▶ _Goal_
Return all lines below containing the word "соединений".

▶ _Provided entries_
= = = =
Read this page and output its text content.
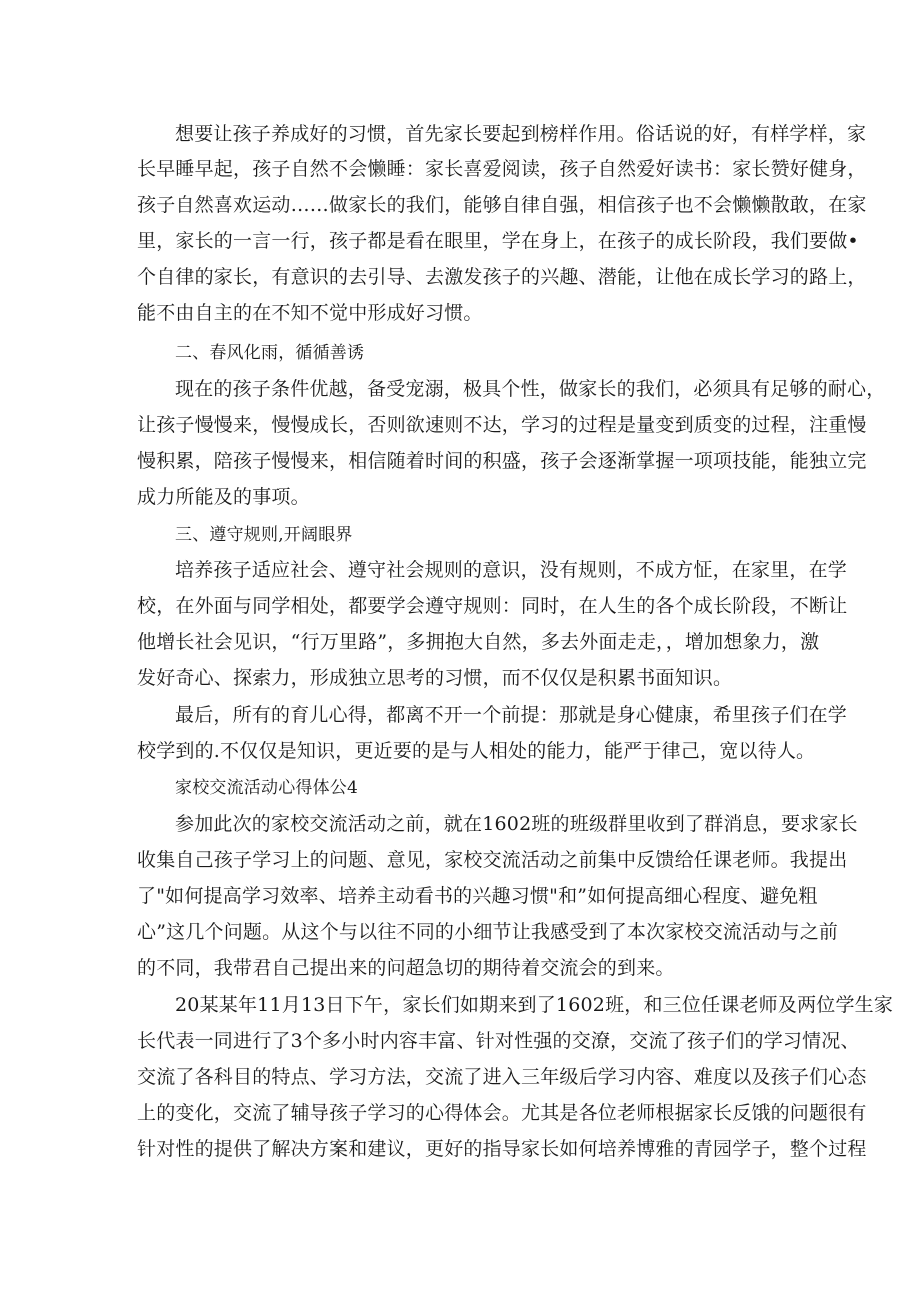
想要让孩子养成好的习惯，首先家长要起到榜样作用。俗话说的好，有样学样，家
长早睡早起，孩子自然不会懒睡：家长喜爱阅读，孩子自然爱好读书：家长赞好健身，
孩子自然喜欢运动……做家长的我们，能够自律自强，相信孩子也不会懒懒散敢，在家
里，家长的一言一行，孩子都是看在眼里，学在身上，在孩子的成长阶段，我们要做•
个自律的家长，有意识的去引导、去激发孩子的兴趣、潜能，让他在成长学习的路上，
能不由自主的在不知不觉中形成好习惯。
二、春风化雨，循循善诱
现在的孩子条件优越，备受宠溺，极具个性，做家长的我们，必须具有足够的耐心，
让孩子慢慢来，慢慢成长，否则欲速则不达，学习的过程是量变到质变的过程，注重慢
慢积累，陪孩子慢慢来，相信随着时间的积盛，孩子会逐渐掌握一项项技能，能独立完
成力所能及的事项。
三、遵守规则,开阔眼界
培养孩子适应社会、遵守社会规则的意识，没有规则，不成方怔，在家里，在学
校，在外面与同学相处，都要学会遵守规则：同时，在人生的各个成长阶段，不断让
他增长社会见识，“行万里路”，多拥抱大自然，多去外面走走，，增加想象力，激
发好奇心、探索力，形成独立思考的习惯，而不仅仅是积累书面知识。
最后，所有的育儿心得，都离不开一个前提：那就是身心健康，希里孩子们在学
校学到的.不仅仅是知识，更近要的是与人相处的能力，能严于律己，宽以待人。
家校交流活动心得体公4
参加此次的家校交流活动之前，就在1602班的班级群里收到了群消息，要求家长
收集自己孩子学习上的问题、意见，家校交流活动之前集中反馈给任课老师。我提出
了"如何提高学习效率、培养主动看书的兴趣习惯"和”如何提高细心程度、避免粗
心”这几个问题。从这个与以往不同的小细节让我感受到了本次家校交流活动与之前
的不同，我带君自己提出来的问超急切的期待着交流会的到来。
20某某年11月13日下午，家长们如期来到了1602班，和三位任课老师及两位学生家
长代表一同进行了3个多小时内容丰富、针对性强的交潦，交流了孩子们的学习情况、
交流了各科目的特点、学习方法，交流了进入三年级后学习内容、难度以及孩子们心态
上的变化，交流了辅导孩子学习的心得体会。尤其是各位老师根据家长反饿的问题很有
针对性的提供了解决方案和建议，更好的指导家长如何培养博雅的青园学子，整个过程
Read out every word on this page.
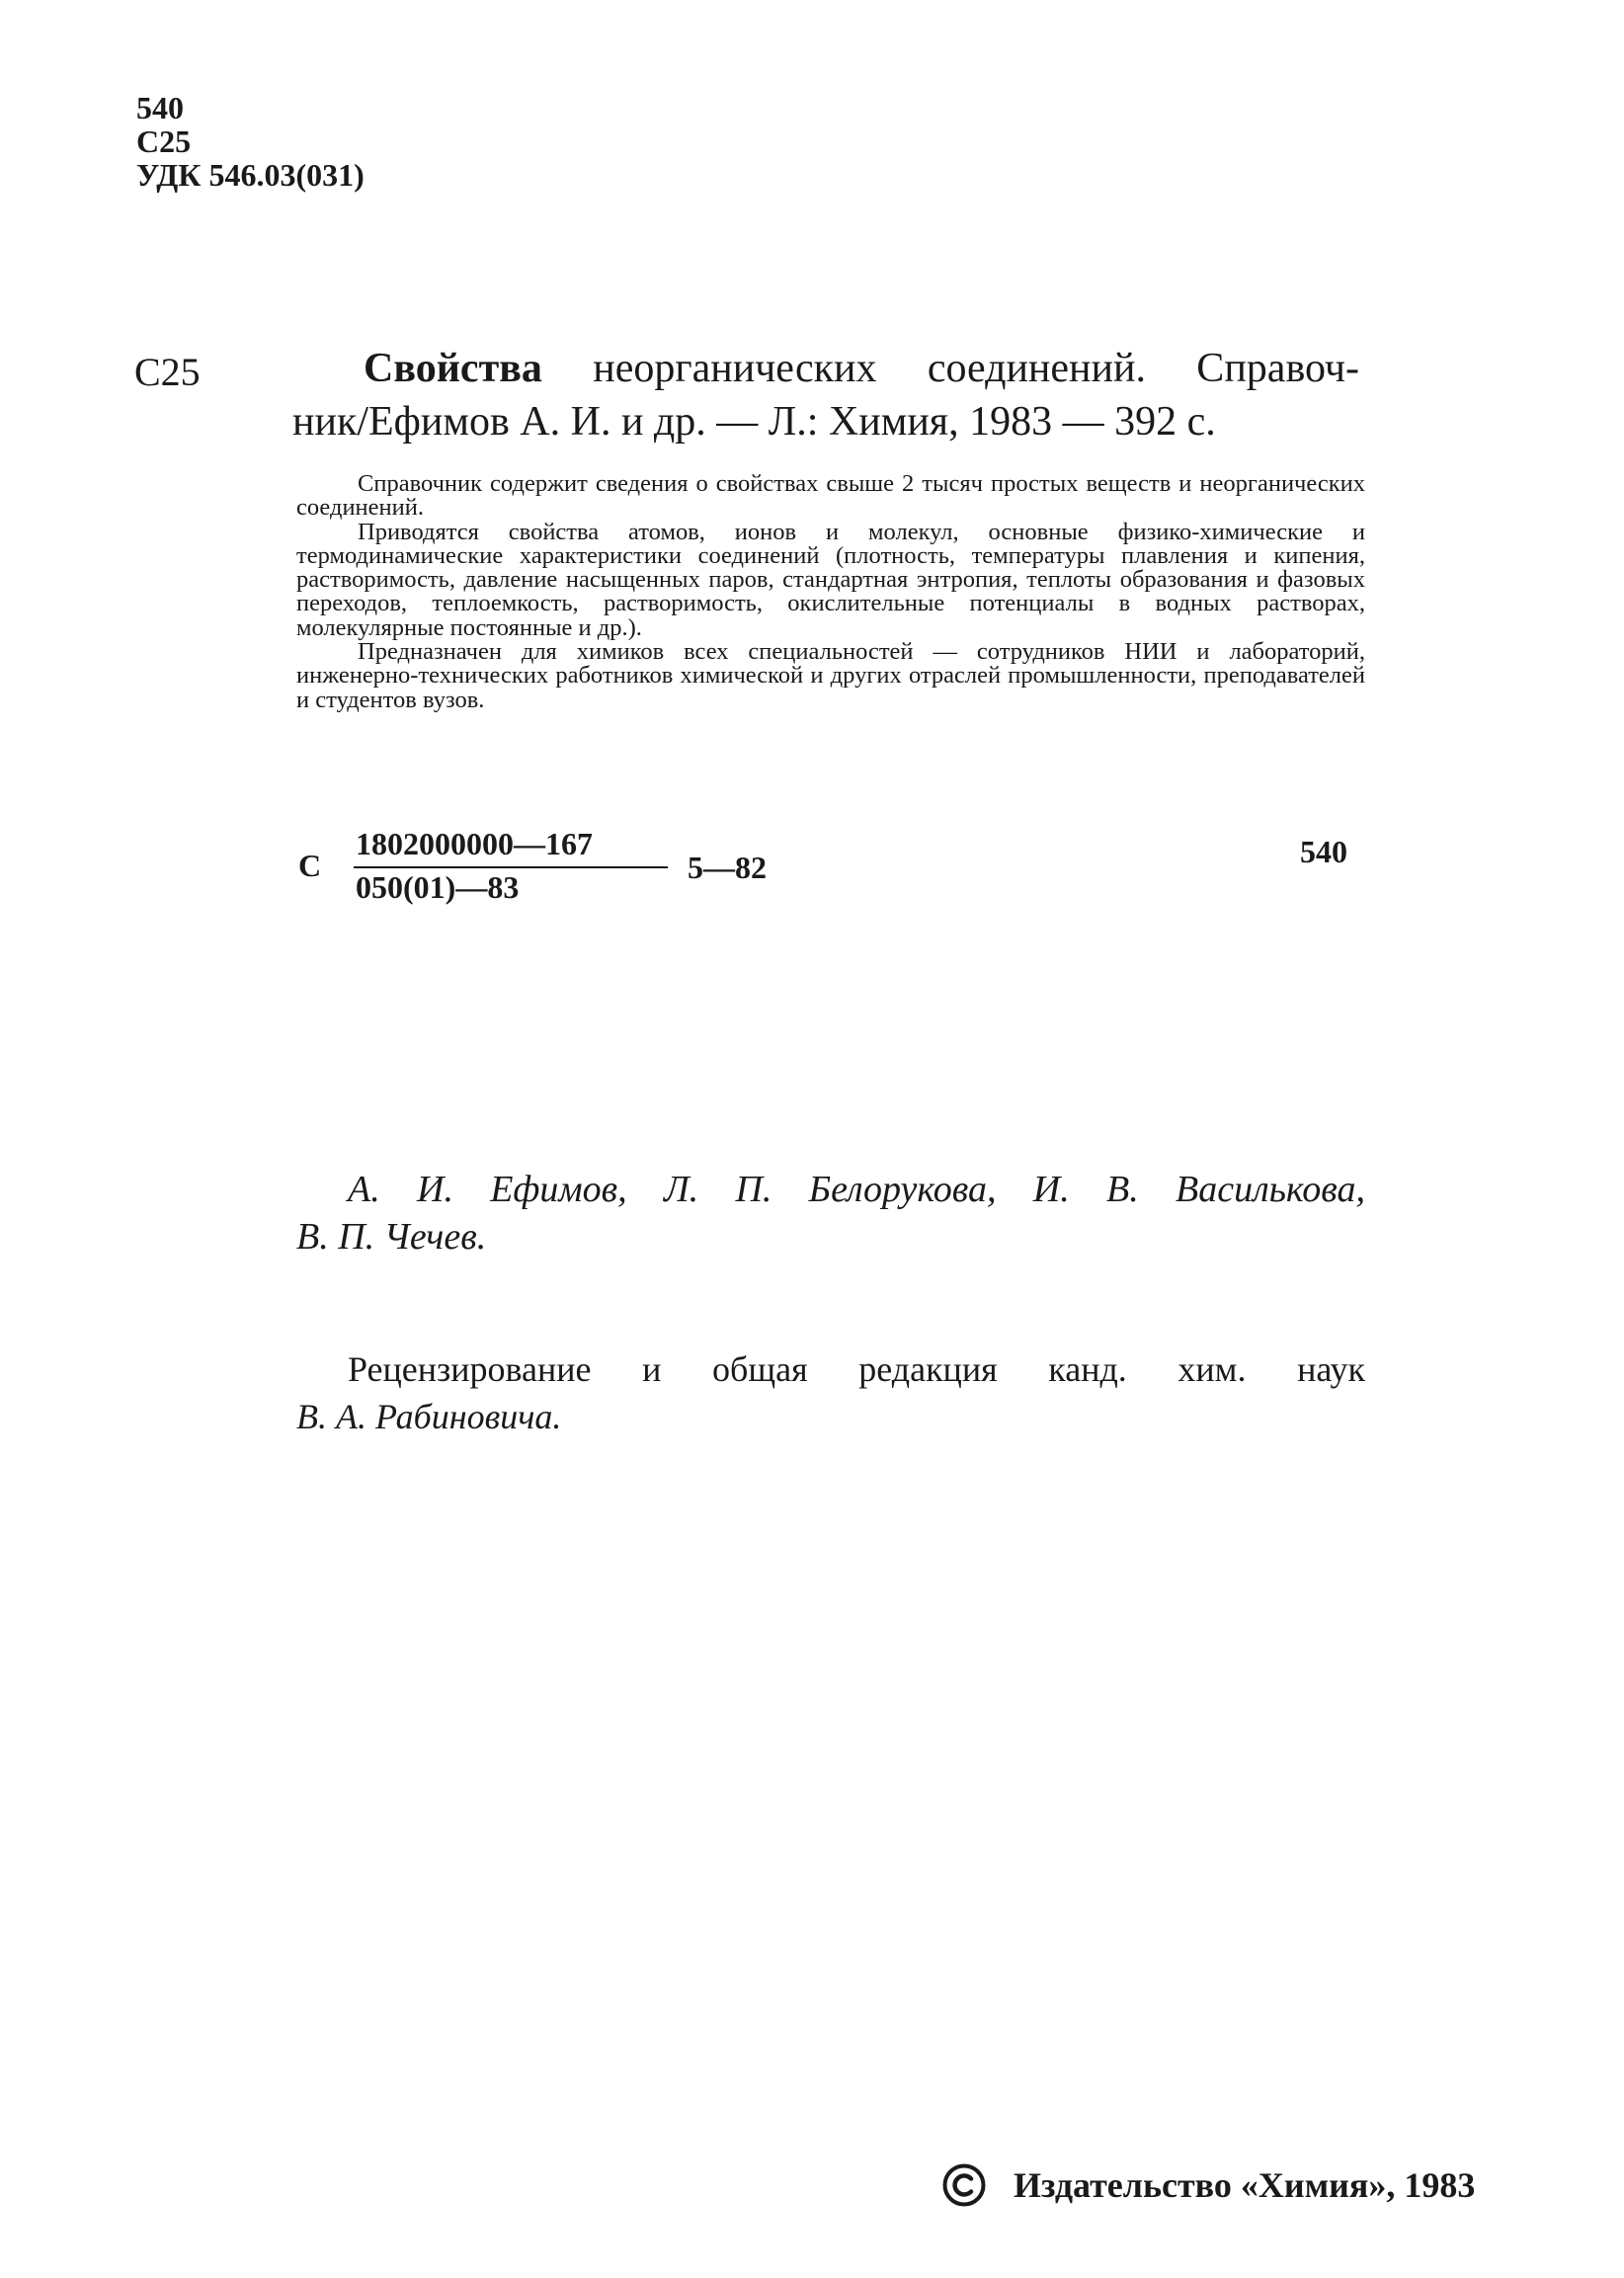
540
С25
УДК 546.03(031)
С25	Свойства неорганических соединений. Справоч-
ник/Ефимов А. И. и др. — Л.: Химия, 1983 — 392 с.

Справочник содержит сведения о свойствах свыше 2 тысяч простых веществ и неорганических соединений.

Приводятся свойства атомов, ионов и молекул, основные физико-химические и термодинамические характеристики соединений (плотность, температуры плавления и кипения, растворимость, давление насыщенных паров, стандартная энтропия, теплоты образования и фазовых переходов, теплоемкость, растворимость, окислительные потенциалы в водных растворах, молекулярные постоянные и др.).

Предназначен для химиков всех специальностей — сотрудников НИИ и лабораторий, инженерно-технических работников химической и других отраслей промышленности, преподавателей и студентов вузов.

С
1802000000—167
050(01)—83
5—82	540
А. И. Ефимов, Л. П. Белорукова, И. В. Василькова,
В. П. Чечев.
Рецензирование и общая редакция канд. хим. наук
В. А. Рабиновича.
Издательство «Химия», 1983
= = = =
▶ _Answer to the problem_
С25	Свойства неорганических соединений. Справоч-
Справочник содержит сведения о свойствах свыше 2 тысяч простых веществ и неорганических соединений.
Приводятся свойства атомов, ионов и молекул, основные физико-химические и термодинамические характеристики соединений (плотность, температуры плавления и кипения, растворимость, давление насыщенных паров, стандартная энтропия, теплоты образования и фазовых переходов, теплоемкость, растворимость, окислительные потенциалы в водных растворах, молекулярные постоянные и др.).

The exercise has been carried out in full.